_Task details_
Identify the lines holding "that" and copy them.

════

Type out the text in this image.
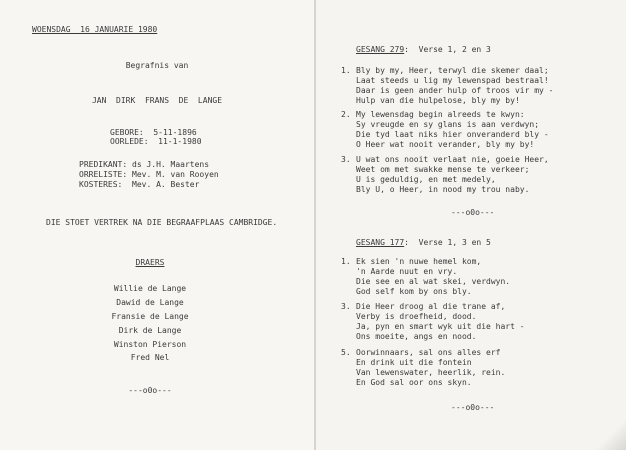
WOENSDAG  16 JANUARIE 1980
Begrafnis van
JAN  DIRK  FRANS  DE  LANGE
GEBORE:  5-11-1896
OORLEDE:  11-1-1980
PREDIKANT: ds J.H. Maartens
ORRELISTE: Mev. M. van Rooyen
KOSTERES: Mev. A. Bester
DIE STOET VERTREK NA DIE BEGRAAFPLAAS CAMBRIDGE.
DRAERS
Willie de Lange
Dawid de Lange
Fransie de Lange
Dirk de Lange
Winston Pierson
Fred Nel
---o0o---
GESANG 279:  Verse 1, 2 en 3
1. Bly by my, Heer, terwyl die skemer daal;
Laat steeds u lig my lewenspad bestraal!
Daar is geen ander hulp of troos vir my -
Hulp van die hulpelose, bly my by!
2. My lewensdag begin alreeds te kwyn:
Sy vreugde en sy glans is aan verdwyn;
Die tyd laat niks hier onveranderd bly -
O Heer wat nooit verander, bly my by!
3. U wat ons nooit verlaat nie, goeie Heer,
Weet om met swakke mense te verkeer;
U is geduldig, en met medely,
Bly U, o Heer, in nood my trou naby.
---o0o---
GESANG 177:  Verse 1, 3 en 5
1. Ek sien 'n nuwe hemel kom,
'n Aarde nuut en vry.
Die see en al wat skei, verdwyn.
God self kom by ons bly.
3. Die Heer droog al die trane af,
Verby is droefheid, dood.
Ja, pyn en smart wyk uit die hart -
Ons moeite, angs en nood.
5. Oorwinnaars, sal ons alles erf
En drink uit die fontein
Van lewenswater, heerlik, rein.
En God sal oor ons skyn.
---o0o---
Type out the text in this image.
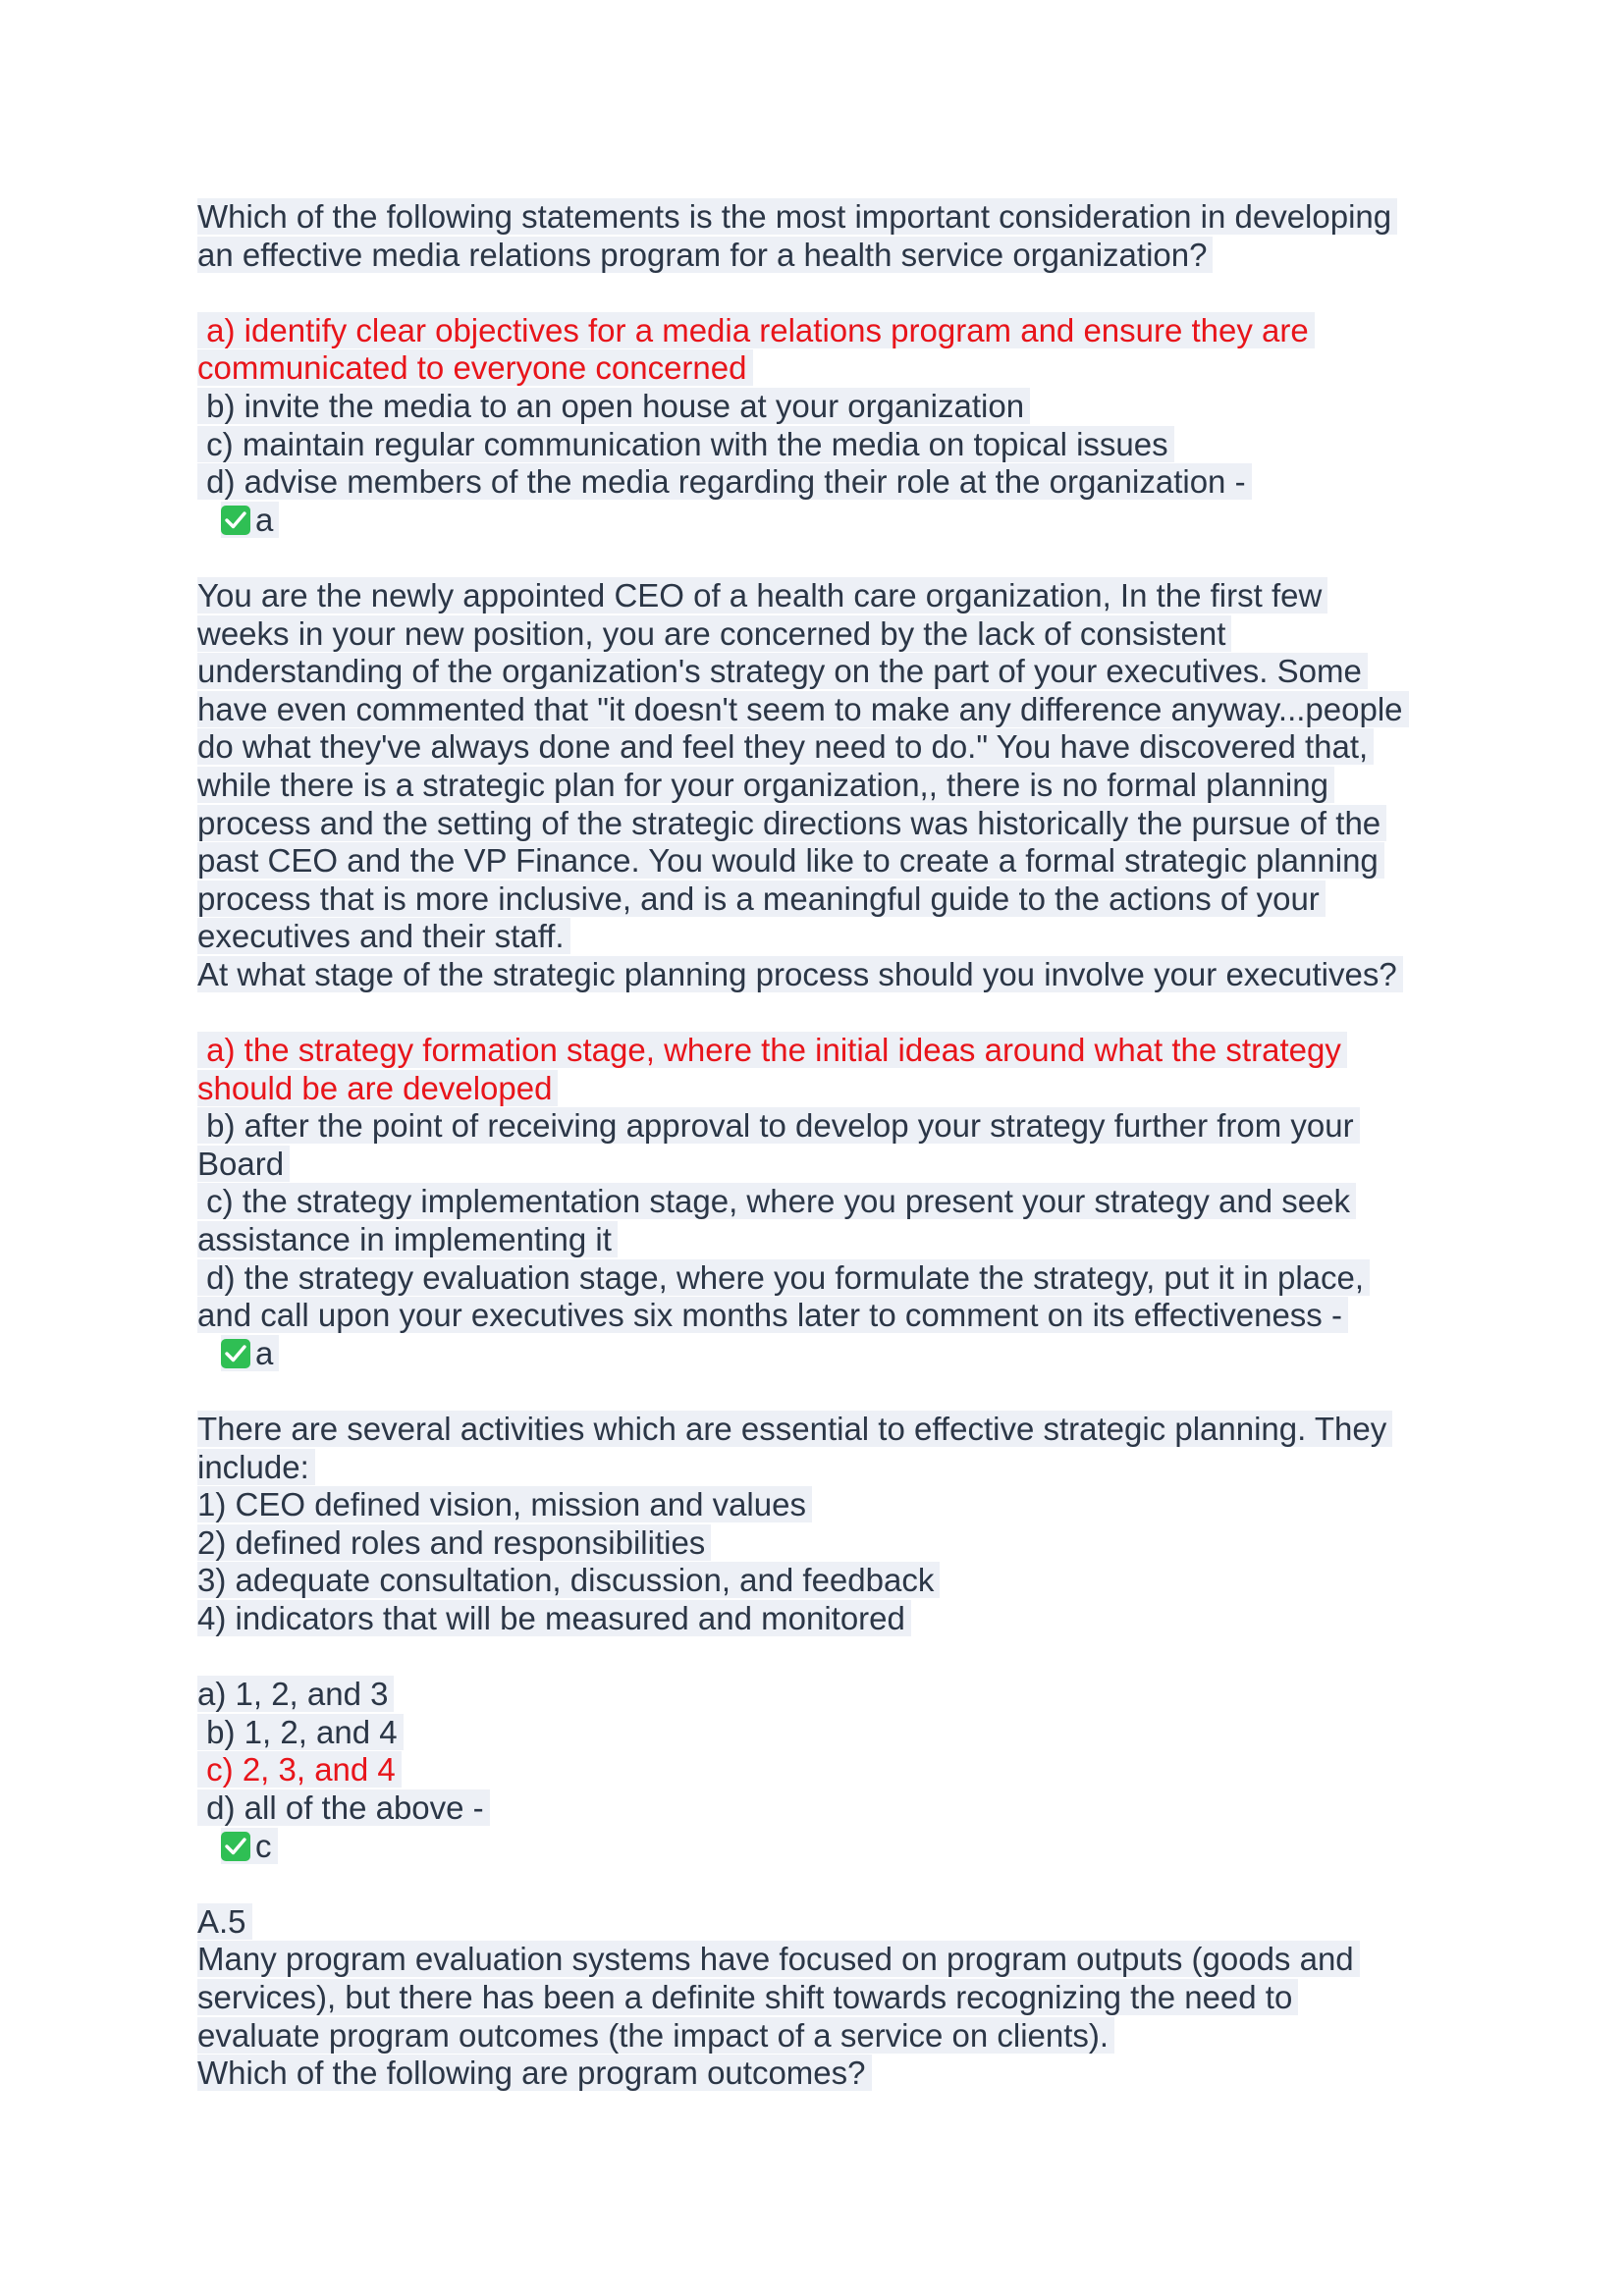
Which of the following statements is the most important consideration in developing
an effective media relations program for a health service organization?
a) identify clear objectives for a media relations program and ensure they are
communicated to everyone concerned
b) invite the media to an open house at your organization
c) maintain regular communication with the media on topical issues
d) advise members of the media regarding their role at the organization -
a
You are the newly appointed CEO of a health care organization, In the first few
weeks in your new position, you are concerned by the lack of consistent
understanding of the organization's strategy on the part of your executives. Some
have even commented that "it doesn't seem to make any difference anyway...people
do what they've always done and feel they need to do." You have discovered that,
while there is a strategic plan for your organization,, there is no formal planning
process and the setting of the strategic directions was historically the pursue of the
past CEO and the VP Finance. You would like to create a formal strategic planning
process that is more inclusive, and is a meaningful guide to the actions of your
executives and their staff.
At what stage of the strategic planning process should you involve your executives?
a) the strategy formation stage, where the initial ideas around what the strategy
should be are developed
b) after the point of receiving approval to develop your strategy further from your
Board
c) the strategy implementation stage, where you present your strategy and seek
assistance in implementing it
d) the strategy evaluation stage, where you formulate the strategy, put it in place,
and call upon your executives six months later to comment on its effectiveness -
a
There are several activities which are essential to effective strategic planning. They
include:
1) CEO defined vision, mission and values
2) defined roles and responsibilities
3) adequate consultation, discussion, and feedback
4) indicators that will be measured and monitored
a) 1, 2, and 3
b) 1, 2, and 4
c) 2, 3, and 4
d) all of the above -
c
A.5
Many program evaluation systems have focused on program outputs (goods and
services), but there has been a definite shift towards recognizing the need to
evaluate program outcomes (the impact of a service on clients).
Which of the following are program outcomes?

════

_Full response_
have even commented that "it doesn't seem to make any difference anyway...people
do what they've always done and feel they need to do." You have discovered that,
process that is more inclusive, and is a meaningful guide to the actions of your
4) indicators that will be measured and monitored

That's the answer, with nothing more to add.